__Directive__: Each record must be reproduced exactly as it is shown.

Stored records
· · · ·

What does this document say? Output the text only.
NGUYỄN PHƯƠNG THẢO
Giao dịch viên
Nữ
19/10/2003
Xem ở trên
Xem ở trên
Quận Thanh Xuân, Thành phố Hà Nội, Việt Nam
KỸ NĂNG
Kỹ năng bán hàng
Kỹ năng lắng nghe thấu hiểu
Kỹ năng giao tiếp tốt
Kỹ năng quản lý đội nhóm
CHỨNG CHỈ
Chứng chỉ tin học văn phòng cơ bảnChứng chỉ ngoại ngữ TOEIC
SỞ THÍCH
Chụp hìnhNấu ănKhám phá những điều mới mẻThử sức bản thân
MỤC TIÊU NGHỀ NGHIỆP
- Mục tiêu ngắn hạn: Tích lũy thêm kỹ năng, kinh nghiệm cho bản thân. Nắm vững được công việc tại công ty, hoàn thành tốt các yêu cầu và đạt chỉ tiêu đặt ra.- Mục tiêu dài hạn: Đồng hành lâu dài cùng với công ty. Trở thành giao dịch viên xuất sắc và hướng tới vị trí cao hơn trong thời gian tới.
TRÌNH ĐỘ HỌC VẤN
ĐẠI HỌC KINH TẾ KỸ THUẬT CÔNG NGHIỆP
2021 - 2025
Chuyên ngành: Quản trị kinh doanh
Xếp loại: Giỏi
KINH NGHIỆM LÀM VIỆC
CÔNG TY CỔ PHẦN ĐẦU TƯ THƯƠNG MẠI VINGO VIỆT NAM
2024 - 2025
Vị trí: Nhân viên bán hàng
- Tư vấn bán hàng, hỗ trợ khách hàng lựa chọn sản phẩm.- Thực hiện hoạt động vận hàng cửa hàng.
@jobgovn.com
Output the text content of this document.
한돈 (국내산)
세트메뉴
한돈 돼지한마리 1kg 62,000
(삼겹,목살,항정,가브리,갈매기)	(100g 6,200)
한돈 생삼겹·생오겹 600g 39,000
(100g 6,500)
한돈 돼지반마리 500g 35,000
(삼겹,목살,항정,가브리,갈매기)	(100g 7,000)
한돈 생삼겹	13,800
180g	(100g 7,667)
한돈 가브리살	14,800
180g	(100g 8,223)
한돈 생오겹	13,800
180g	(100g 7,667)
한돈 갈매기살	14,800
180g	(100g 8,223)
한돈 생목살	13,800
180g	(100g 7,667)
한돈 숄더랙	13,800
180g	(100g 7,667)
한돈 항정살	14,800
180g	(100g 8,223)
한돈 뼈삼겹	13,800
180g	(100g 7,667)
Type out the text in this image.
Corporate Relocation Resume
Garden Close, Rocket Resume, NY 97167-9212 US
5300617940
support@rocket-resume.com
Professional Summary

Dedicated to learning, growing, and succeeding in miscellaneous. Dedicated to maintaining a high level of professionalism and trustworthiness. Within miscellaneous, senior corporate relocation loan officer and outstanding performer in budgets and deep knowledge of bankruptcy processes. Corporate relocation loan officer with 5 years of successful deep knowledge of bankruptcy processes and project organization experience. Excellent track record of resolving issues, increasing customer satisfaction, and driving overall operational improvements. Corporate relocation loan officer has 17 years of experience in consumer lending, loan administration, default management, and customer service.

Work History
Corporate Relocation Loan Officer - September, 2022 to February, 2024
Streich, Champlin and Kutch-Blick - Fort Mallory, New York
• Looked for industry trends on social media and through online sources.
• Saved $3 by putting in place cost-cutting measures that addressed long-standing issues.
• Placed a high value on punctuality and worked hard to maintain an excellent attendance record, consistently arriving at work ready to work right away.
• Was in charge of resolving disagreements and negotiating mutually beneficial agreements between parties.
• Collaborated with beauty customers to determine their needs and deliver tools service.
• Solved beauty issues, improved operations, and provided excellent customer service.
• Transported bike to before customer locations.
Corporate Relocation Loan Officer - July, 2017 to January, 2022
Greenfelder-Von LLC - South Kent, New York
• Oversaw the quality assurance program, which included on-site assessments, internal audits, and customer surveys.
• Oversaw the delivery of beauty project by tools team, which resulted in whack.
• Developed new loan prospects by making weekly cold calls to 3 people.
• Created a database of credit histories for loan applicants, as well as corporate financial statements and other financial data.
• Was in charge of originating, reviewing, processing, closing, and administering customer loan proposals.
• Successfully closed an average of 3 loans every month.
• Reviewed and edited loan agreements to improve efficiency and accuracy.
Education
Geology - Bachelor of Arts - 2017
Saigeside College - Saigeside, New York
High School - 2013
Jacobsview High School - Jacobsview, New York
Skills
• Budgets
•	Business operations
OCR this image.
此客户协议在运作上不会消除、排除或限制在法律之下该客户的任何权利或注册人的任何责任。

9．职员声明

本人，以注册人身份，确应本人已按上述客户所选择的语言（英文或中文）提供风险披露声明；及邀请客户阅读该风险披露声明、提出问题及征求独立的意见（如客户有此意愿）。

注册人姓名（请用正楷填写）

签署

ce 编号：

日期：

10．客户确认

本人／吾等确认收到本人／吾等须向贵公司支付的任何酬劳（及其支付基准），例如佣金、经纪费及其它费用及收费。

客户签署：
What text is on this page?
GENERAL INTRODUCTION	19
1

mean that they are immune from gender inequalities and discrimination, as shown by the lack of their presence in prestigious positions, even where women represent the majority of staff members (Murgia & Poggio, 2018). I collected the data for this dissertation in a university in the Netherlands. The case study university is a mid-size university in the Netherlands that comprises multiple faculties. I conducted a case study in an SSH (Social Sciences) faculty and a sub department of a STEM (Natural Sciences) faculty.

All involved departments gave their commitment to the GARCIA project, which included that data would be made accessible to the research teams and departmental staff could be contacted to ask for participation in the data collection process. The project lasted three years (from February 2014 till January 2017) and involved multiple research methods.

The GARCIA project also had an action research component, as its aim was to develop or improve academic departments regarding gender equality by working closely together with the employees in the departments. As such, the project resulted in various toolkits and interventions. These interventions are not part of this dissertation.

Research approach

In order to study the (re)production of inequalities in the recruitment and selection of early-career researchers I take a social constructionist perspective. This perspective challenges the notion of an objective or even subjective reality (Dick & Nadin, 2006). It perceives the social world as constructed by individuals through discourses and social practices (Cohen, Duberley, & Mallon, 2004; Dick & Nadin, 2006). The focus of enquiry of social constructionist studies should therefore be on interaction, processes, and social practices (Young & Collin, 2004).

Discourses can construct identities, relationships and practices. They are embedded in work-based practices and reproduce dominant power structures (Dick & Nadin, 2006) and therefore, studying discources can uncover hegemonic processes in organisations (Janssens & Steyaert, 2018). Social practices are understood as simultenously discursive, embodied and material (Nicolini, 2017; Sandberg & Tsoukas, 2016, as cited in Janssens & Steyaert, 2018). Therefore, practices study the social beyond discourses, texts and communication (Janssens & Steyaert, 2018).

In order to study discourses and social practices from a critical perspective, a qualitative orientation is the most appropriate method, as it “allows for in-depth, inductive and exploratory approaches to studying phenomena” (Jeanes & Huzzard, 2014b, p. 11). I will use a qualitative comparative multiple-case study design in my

· · · ·

__Finished answer__:
What does this document say? Output the text only.
NGUYỄN PHƯƠNG THẢO
Giao dịch viên
Nữ
19/10/2003
Xem ở trên
Xem ở trên
Quận Thanh Xuân, Thành phố Hà Nội, Việt Nam
KỸ NĂNG
Kỹ năng bán hàng
Kỹ năng lắng nghe thấu hiểu
Kỹ năng giao tiếp tốt
Kỹ năng quản lý đội nhóm
CHỨNG CHỈ
Chứng chỉ tin học văn phòng cơ bảnChứng chỉ ngoại ngữ TOEIC
SỞ THÍCH
Chụp hìnhNấu ănKhám phá những điều mới mẻThử sức bản thân
MỤC TIÊU NGHỀ NGHIỆP
- Mục tiêu ngắn hạn: Tích lũy thêm kỹ năng, kinh nghiệm cho bản thân. Nắm vững được công việc tại công ty, hoàn thành tốt các yêu cầu và đạt chỉ tiêu đặt ra.- Mục tiêu dài hạn: Đồng hành lâu dài cùng với công ty. Trở thành giao dịch viên xuất sắc và hướng tới vị trí cao hơn trong thời gian tới.
TRÌNH ĐỘ HỌC VẤN
ĐẠI HỌC KINH TẾ KỸ THUẬT CÔNG NGHIỆP
2021 - 2025
Chuyên ngành: Quản trị kinh doanh
Xếp loại: Giỏi
KINH NGHIỆM LÀM VIỆC
CÔNG TY CỔ PHẦN ĐẦU TƯ THƯƠNG MẠI VINGO VIỆT NAM
2024 - 2025
Vị trí: Nhân viên bán hàng
- Tư vấn bán hàng, hỗ trợ khách hàng lựa chọn sản phẩm.- Thực hiện hoạt động vận hàng cửa hàng.
@jobgovn.com
Output the text content of this document.
한돈 (국내산)
세트메뉴
한돈 돼지한마리 1kg 62,000
(삼겹,목살,항정,가브리,갈매기)	(100g 6,200)
한돈 생삼겹·생오겹 600g 39,000
(100g 6,500)
한돈 돼지반마리 500g 35,000
(삼겹,목살,항정,가브리,갈매기)	(100g 7,000)
한돈 생삼겹	13,800
180g	(100g 7,667)
한돈 가브리살	14,800
180g	(100g 8,223)
한돈 생오겹	13,800
180g	(100g 7,667)
한돈 갈매기살	14,800
180g	(100g 8,223)
한돈 생목살	13,800
180g	(100g 7,667)
한돈 숄더랙	13,800
180g	(100g 7,667)
한돈 항정살	14,800
180g	(100g 8,223)
한돈 뼈삼겹	13,800
180g	(100g 7,667)
Type out the text in this image.
Corporate Relocation Resume
Garden Close, Rocket Resume, NY 97167-9212 US
5300617940
support@rocket-resume.com
Professional Summary

Dedicated to learning, growing, and succeeding in miscellaneous. Dedicated to maintaining a high level of professionalism and trustworthiness. Within miscellaneous, senior corporate relocation loan officer and outstanding performer in budgets and deep knowledge of bankruptcy processes. Corporate relocation loan officer with 5 years of successful deep knowledge of bankruptcy processes and project organization experience. Excellent track record of resolving issues, increasing customer satisfaction, and driving overall operational improvements. Corporate relocation loan officer has 17 years of experience in consumer lending, loan administration, default management, and customer service.

Work History
Corporate Relocation Loan Officer - September, 2022 to February, 2024
Streich, Champlin and Kutch-Blick - Fort Mallory, New York
• Looked for industry trends on social media and through online sources.
• Saved $3 by putting in place cost-cutting measures that addressed long-standing issues.
• Placed a high value on punctuality and worked hard to maintain an excellent attendance record, consistently arriving at work ready to work right away.
• Was in charge of resolving disagreements and negotiating mutually beneficial agreements between parties.
• Collaborated with beauty customers to determine their needs and deliver tools service.
• Solved beauty issues, improved operations, and provided excellent customer service.
• Transported bike to before customer locations.
Corporate Relocation Loan Officer - July, 2017 to January, 2022
Greenfelder-Von LLC - South Kent, New York
• Oversaw the quality assurance program, which included on-site assessments, internal audits, and customer surveys.
• Oversaw the delivery of beauty project by tools team, which resulted in whack.
• Developed new loan prospects by making weekly cold calls to 3 people.
• Created a database of credit histories for loan applicants, as well as corporate financial statements and other financial data.
• Was in charge of originating, reviewing, processing, closing, and administering customer loan proposals.
• Successfully closed an average of 3 loans every month.
• Reviewed and edited loan agreements to improve efficiency and accuracy.
Education
Geology - Bachelor of Arts - 2017
Saigeside College - Saigeside, New York
High School - 2013
Jacobsview High School - Jacobsview, New York
Skills
• Budgets
•	Business operations
OCR this image.
此客户协议在运作上不会消除、排除或限制在法律之下该客户的任何权利或注册人的任何责任。

9．职员声明

本人，以注册人身份，确应本人已按上述客户所选择的语言（英文或中文）提供风险披露声明；及邀请客户阅读该风险披露声明、提出问题及征求独立的意见（如客户有此意愿）。

注册人姓名（请用正楷填写）

签署

ce 编号：

日期：

10．客户确认

本人／吾等确认收到本人／吾等须向贵公司支付的任何酬劳（及其支付基准），例如佣金、经纪费及其它费用及收费。

客户签署：
What text is on this page?
GENERAL INTRODUCTION	19
1

mean that they are immune from gender inequalities and discrimination, as shown by the lack of their presence in prestigious positions, even where women represent the majority of staff members (Murgia & Poggio, 2018). I collected the data for this dissertation in a university in the Netherlands. The case study university is a mid-size university in the Netherlands that comprises multiple faculties. I conducted a case study in an SSH (Social Sciences) faculty and a sub department of a STEM (Natural Sciences) faculty.

All involved departments gave their commitment to the GARCIA project, which included that data would be made accessible to the research teams and departmental staff could be contacted to ask for participation in the data collection process. The project lasted three years (from February 2014 till January 2017) and involved multiple research methods.

The GARCIA project also had an action research component, as its aim was to develop or improve academic departments regarding gender equality by working closely together with the employees in the departments. As such, the project resulted in various toolkits and interventions. These interventions are not part of this dissertation.

Research approach

In order to study the (re)production of inequalities in the recruitment and selection of early-career researchers I take a social constructionist perspective. This perspective challenges the notion of an objective or even subjective reality (Dick & Nadin, 2006). It perceives the social world as constructed by individuals through discourses and social practices (Cohen, Duberley, & Mallon, 2004; Dick & Nadin, 2006). The focus of enquiry of social constructionist studies should therefore be on interaction, processes, and social practices (Young & Collin, 2004).

Discourses can construct identities, relationships and practices. They are embedded in work-based practices and reproduce dominant power structures (Dick & Nadin, 2006) and therefore, studying discources can uncover hegemonic processes in organisations (Janssens & Steyaert, 2018). Social practices are understood as simultenously discursive, embodied and material (Nicolini, 2017; Sandberg & Tsoukas, 2016, as cited in Janssens & Steyaert, 2018). Therefore, practices study the social beyond discourses, texts and communication (Janssens & Steyaert, 2018).

In order to study discourses and social practices from a critical perspective, a qualitative orientation is the most appropriate method, as it “allows for in-depth, inductive and exploratory approaches to studying phenomena” (Jeanes & Huzzard, 2014b, p. 11). I will use a qualitative comparative multiple-case study design in my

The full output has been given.